++++ Data extract

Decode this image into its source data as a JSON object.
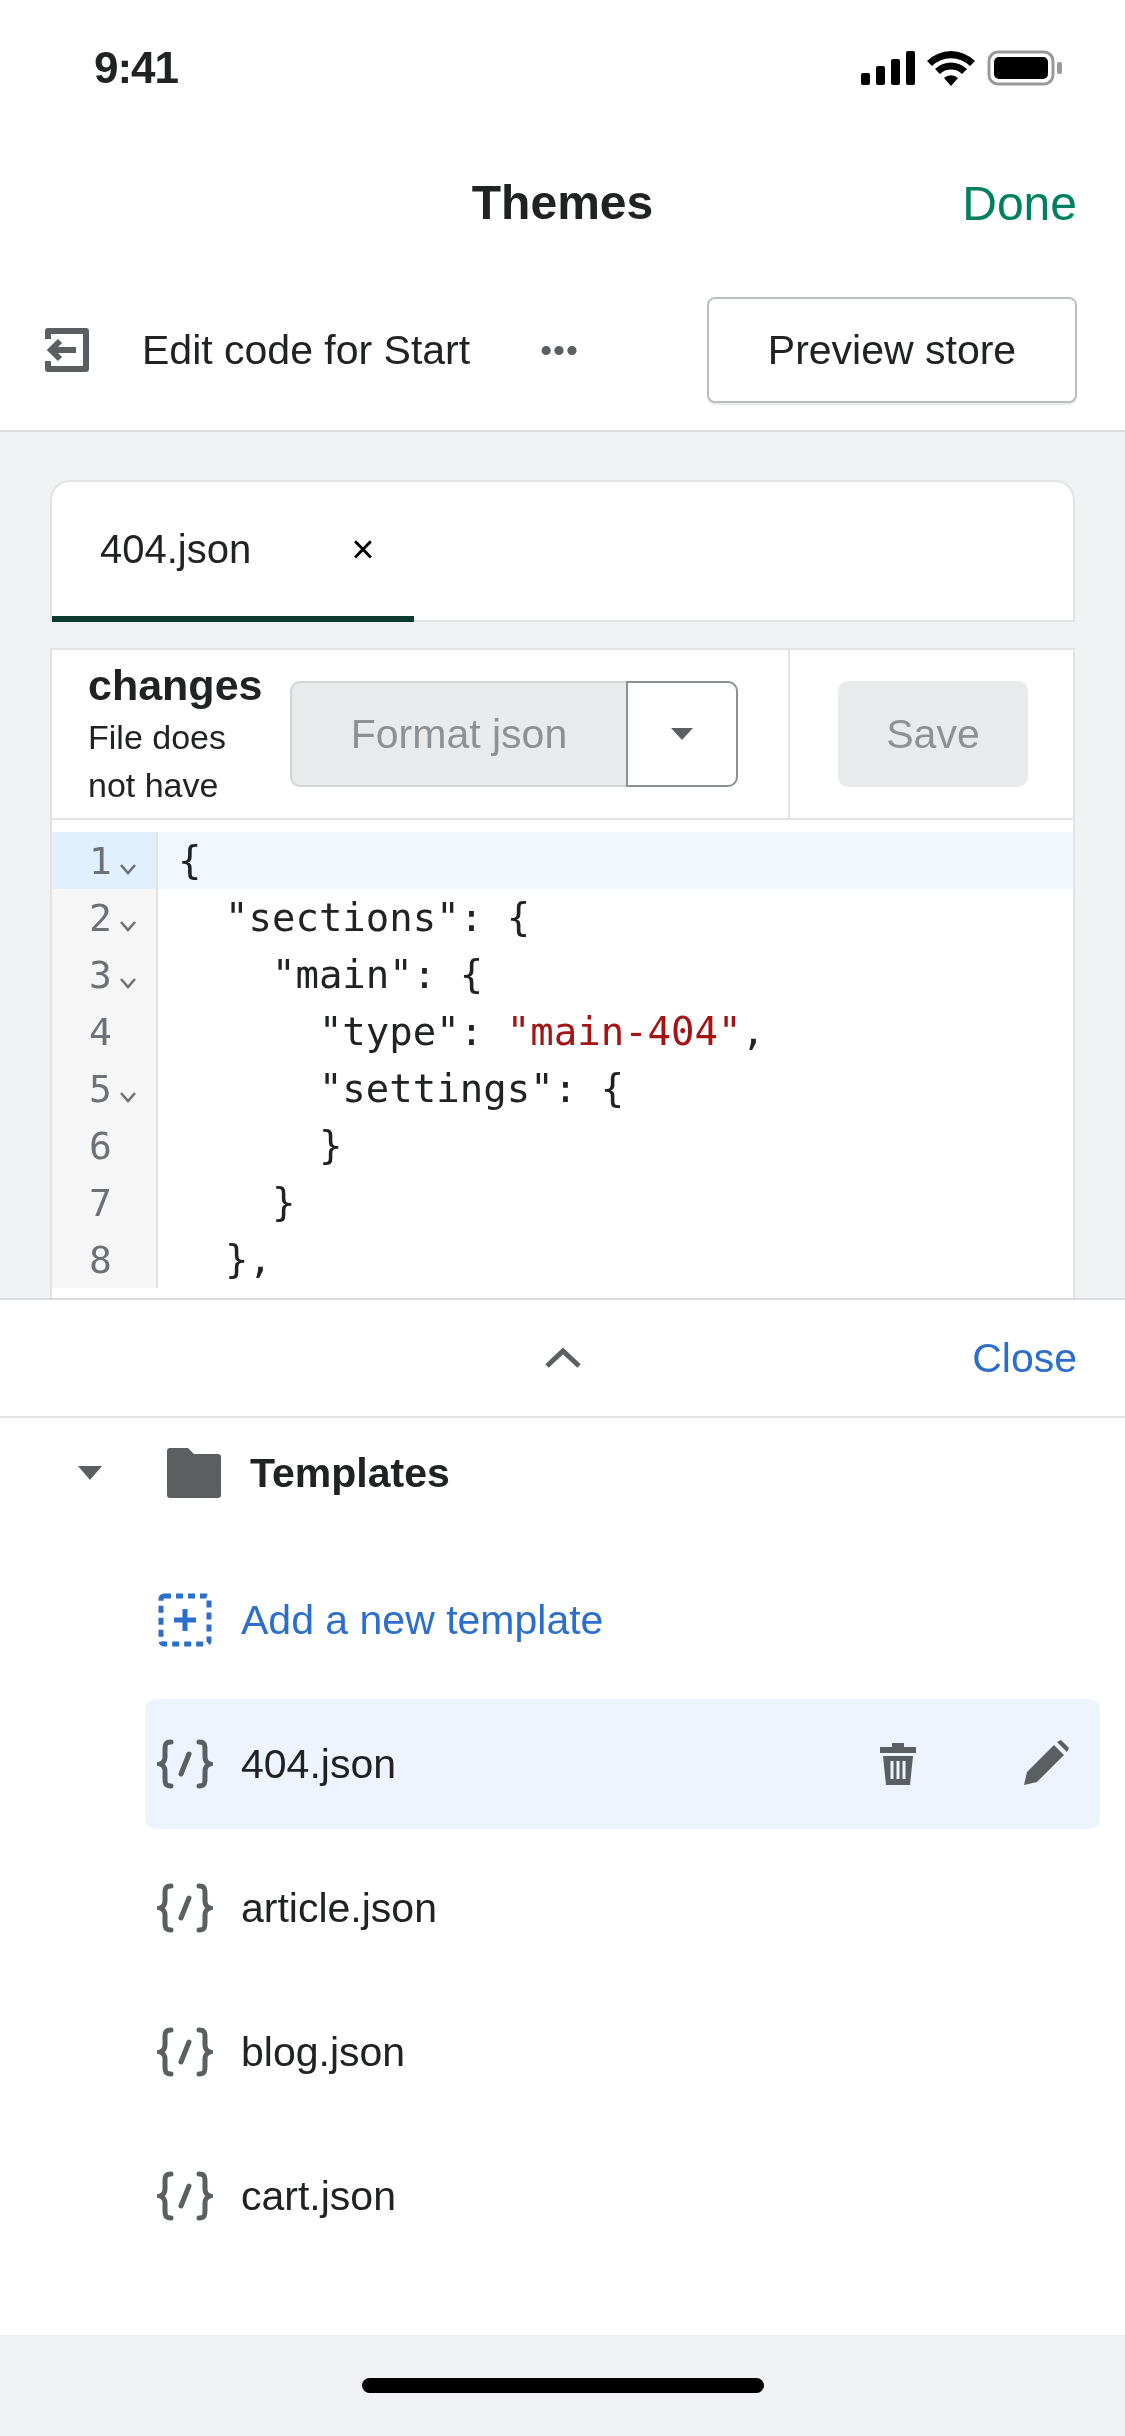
{
  "status_bar": {
    "time": "9:41"
  },
  "nav": {
    "title": "Themes",
    "done": "Done"
  },
  "toolbar": {
    "title": "Edit code for Start",
    "more": "•••",
    "preview": "Preview store"
  },
  "tabs": [
    {
      "label": "404.json",
      "close": "×",
      "selected": true
    }
  ],
  "actions": {
    "heading": "changes",
    "note": "File does not have",
    "format": "Format json",
    "format_disabled": true,
    "save": "Save",
    "save_disabled": true
  },
  "code": {
    "lines": [
      {
        "number": "1",
        "foldable": true,
        "active": true,
        "tokens": [
          {
            "kind": "plain",
            "text": "{"
          }
        ]
      },
      {
        "number": "2",
        "foldable": true,
        "active": false,
        "tokens": [
          {
            "kind": "plain",
            "text": "  \"sections\": {"
          }
        ]
      },
      {
        "number": "3",
        "foldable": true,
        "active": false,
        "tokens": [
          {
            "kind": "plain",
            "text": "    \"main\": {"
          }
        ]
      },
      {
        "number": "4",
        "foldable": false,
        "active": false,
        "tokens": [
          {
            "kind": "plain",
            "text": "      \"type\": "
          },
          {
            "kind": "string",
            "text": "\"main-404\""
          },
          {
            "kind": "plain",
            "text": ","
          }
        ]
      },
      {
        "number": "5",
        "foldable": true,
        "active": false,
        "tokens": [
          {
            "kind": "plain",
            "text": "      \"settings\": {"
          }
        ]
      },
      {
        "number": "6",
        "foldable": false,
        "active": false,
        "tokens": [
          {
            "kind": "plain",
            "text": "      }"
          }
        ]
      },
      {
        "number": "7",
        "foldable": false,
        "active": false,
        "tokens": [
          {
            "kind": "plain",
            "text": "    }"
          }
        ]
      },
      {
        "number": "8",
        "foldable": false,
        "active": false,
        "tokens": [
          {
            "kind": "plain",
            "text": "  },"
          }
        ]
      }
    ]
  },
  "sheet": {
    "close": "Close"
  },
  "tree": {
    "label": "Templates",
    "expanded": true,
    "children": [
      {
        "kind": "add",
        "label": "Add a new template"
      },
      {
        "kind": "file",
        "label": "404.json",
        "selected": true
      },
      {
        "kind": "file",
        "label": "article.json",
        "selected": false
      },
      {
        "kind": "file",
        "label": "blog.json",
        "selected": false
      },
      {
        "kind": "file",
        "label": "cart.json",
        "selected": false
      }
    ]
  }
}
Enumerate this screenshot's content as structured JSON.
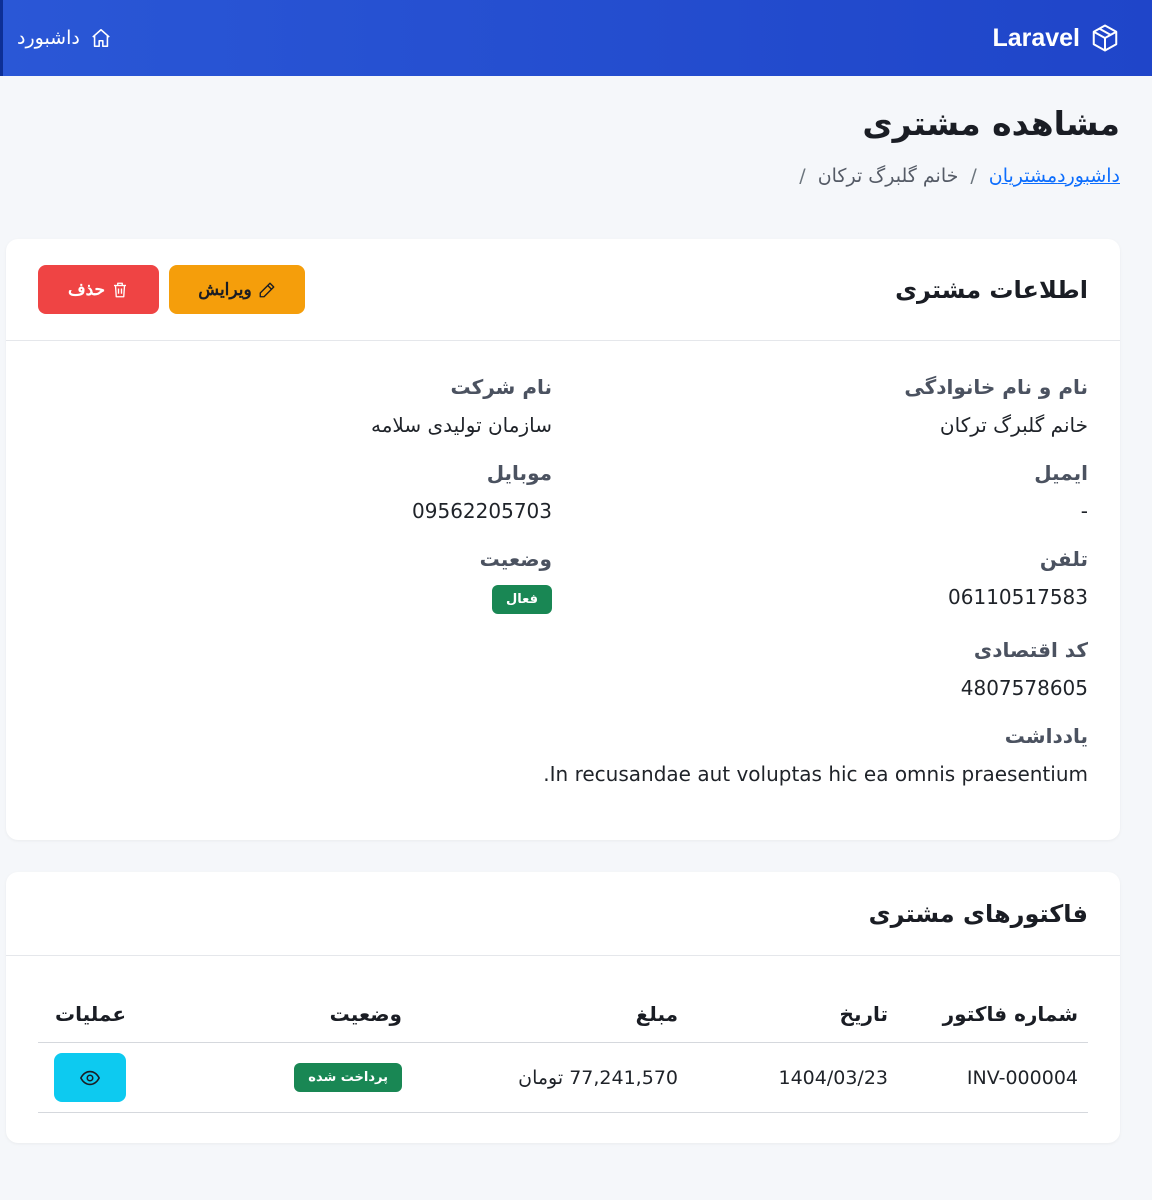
{
  "navbar": {
    "brand": "Laravel",
    "dashboard_link": "داشبورد"
  },
  "header": {
    "title": "مشاهده مشتری",
    "breadcrumb": {
      "dashboard": "داشبورد",
      "customers": "مشتریان",
      "current": "خانم گلبرگ ترکان",
      "separator": "/"
    }
  },
  "customer_card": {
    "title": "اطلاعات مشتری",
    "edit_label": "ویرایش",
    "delete_label": "حذف",
    "fields": {
      "full_name_label": "نام و نام خانوادگی",
      "full_name": "خانم گلبرگ ترکان",
      "company_label": "نام شرکت",
      "company": "سازمان تولیدی سلامه",
      "email_label": "ایمیل",
      "email": "-",
      "mobile_label": "موبایل",
      "mobile": "09562205703",
      "phone_label": "تلفن",
      "phone": "06110517583",
      "status_label": "وضعیت",
      "status": "فعال",
      "economic_code_label": "کد اقتصادی",
      "economic_code": "4807578605",
      "note_label": "یادداشت",
      "note": "In recusandae aut voluptas hic ea omnis praesentium."
    }
  },
  "invoices_card": {
    "title": "فاکتورهای مشتری",
    "columns": {
      "number": "شماره فاکتور",
      "date": "تاریخ",
      "amount": "مبلغ",
      "status": "وضعیت",
      "actions": "عملیات"
    },
    "rows": [
      {
        "number": "INV-000004",
        "date": "1404/03/23",
        "amount": "77,241,570 تومان",
        "status": "پرداخت شده"
      }
    ]
  },
  "colors": {
    "navbar": "#2a57d6",
    "edit": "#f59e0b",
    "delete": "#ef4444",
    "success": "#198754",
    "view": "#0dcaf0",
    "link": "#0d6efd"
  }
}
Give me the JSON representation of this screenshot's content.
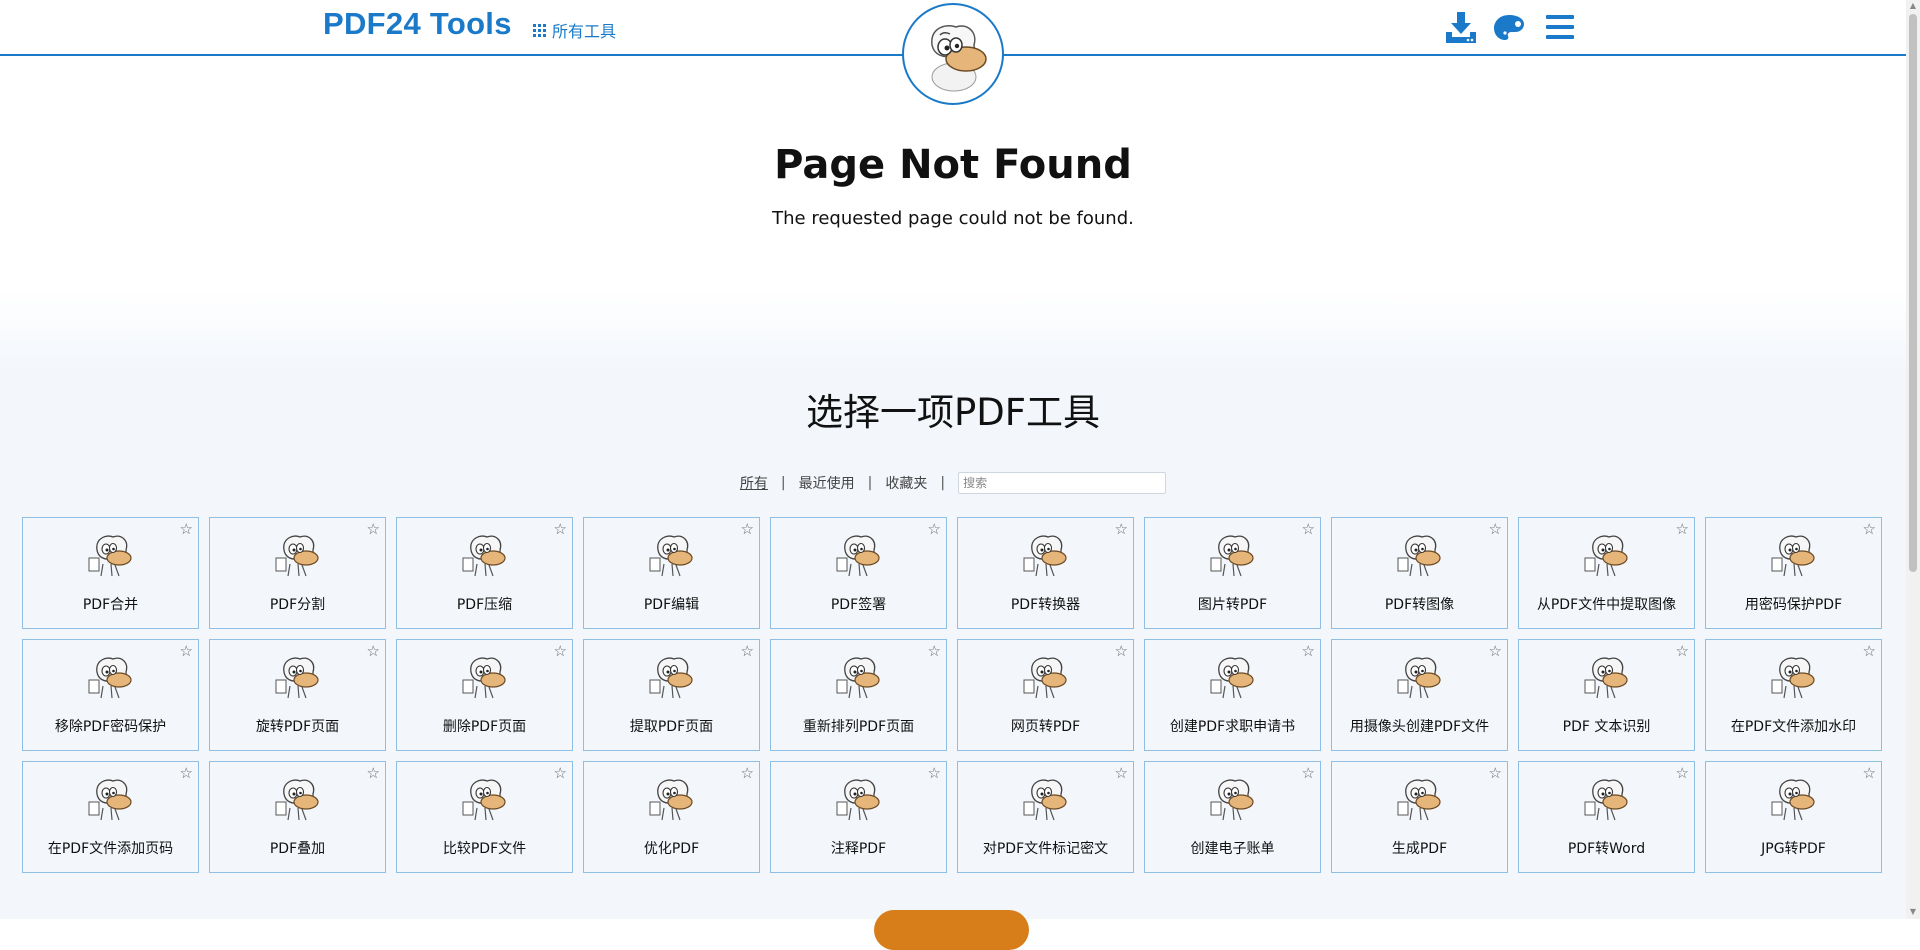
{
  "header": {
    "logo_text": "PDF24 Tools",
    "all_tools_label": "所有工具",
    "icons": [
      "download-icon",
      "palette-icon",
      "menu-icon"
    ],
    "accent_color": "#1a7ac9"
  },
  "not_found": {
    "title": "Page Not Found",
    "message": "The requested page could not be found."
  },
  "tools": {
    "title": "选择一项PDF工具",
    "filters": {
      "all": "所有",
      "recent": "最近使用",
      "favorites": "收藏夹"
    },
    "search_placeholder": "搜索",
    "items": [
      {
        "label": "PDF合并",
        "icon": "merge-pdf-icon"
      },
      {
        "label": "PDF分割",
        "icon": "split-pdf-icon"
      },
      {
        "label": "PDF压缩",
        "icon": "compress-pdf-icon"
      },
      {
        "label": "PDF编辑",
        "icon": "edit-pdf-icon"
      },
      {
        "label": "PDF签署",
        "icon": "sign-pdf-icon"
      },
      {
        "label": "PDF转换器",
        "icon": "pdf-converter-icon"
      },
      {
        "label": "图片转PDF",
        "icon": "image-to-pdf-icon"
      },
      {
        "label": "PDF转图像",
        "icon": "pdf-to-image-icon"
      },
      {
        "label": "从PDF文件中提取图像",
        "icon": "extract-images-icon"
      },
      {
        "label": "用密码保护PDF",
        "icon": "protect-pdf-icon"
      },
      {
        "label": "移除PDF密码保护",
        "icon": "unlock-pdf-icon"
      },
      {
        "label": "旋转PDF页面",
        "icon": "rotate-pdf-icon"
      },
      {
        "label": "删除PDF页面",
        "icon": "delete-pages-icon"
      },
      {
        "label": "提取PDF页面",
        "icon": "extract-pages-icon"
      },
      {
        "label": "重新排列PDF页面",
        "icon": "reorder-pages-icon"
      },
      {
        "label": "网页转PDF",
        "icon": "webpage-to-pdf-icon"
      },
      {
        "label": "创建PDF求职申请书",
        "icon": "job-application-icon"
      },
      {
        "label": "用摄像头创建PDF文件",
        "icon": "webcam-pdf-icon"
      },
      {
        "label": "PDF 文本识别",
        "icon": "ocr-pdf-icon"
      },
      {
        "label": "在PDF文件添加水印",
        "icon": "watermark-pdf-icon"
      },
      {
        "label": "在PDF文件添加页码",
        "icon": "page-numbers-icon"
      },
      {
        "label": "PDF叠加",
        "icon": "overlay-pdf-icon"
      },
      {
        "label": "比较PDF文件",
        "icon": "compare-pdf-icon"
      },
      {
        "label": "优化PDF",
        "icon": "optimize-pdf-icon"
      },
      {
        "label": "注释PDF",
        "icon": "annotate-pdf-icon"
      },
      {
        "label": "对PDF文件标记密文",
        "icon": "redact-pdf-icon"
      },
      {
        "label": "创建电子账单",
        "icon": "e-invoice-icon"
      },
      {
        "label": "生成PDF",
        "icon": "create-pdf-icon"
      },
      {
        "label": "PDF转Word",
        "icon": "pdf-to-word-icon"
      },
      {
        "label": "JPG转PDF",
        "icon": "jpg-to-pdf-icon"
      }
    ]
  }
}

++++++++

What you have to do = Of the lines in the listing, how many hold the word "this"? Nothing but the number is needed.

Task result = 3